### Data supplied

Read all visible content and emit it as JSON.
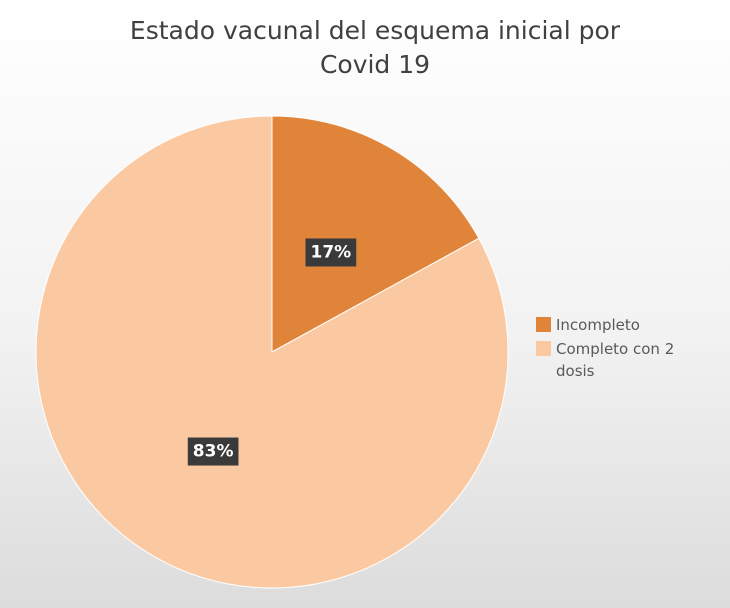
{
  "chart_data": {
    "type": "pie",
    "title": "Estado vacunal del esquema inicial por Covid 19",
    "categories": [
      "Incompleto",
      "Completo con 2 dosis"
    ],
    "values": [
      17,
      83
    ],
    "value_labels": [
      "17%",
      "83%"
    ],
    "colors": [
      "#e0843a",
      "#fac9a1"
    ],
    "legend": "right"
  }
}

######

Short exercise — Print the records above exactly as they stand, but leave out the pictures.

Worked solution —
Read all visible content and emit it as JSON.
{
  "chart_data": {
    "type": "pie",
    "title": "Estado vacunal del esquema inicial por Covid 19",
    "categories": [
      "Incompleto",
      "Completo con 2 dosis"
    ],
    "values": [
      17,
      83
    ],
    "value_labels": [
      "17%",
      "83%"
    ],
    "colors": [
      "#e0843a",
      "#fac9a1"
    ],
    "legend": "right"
  }
}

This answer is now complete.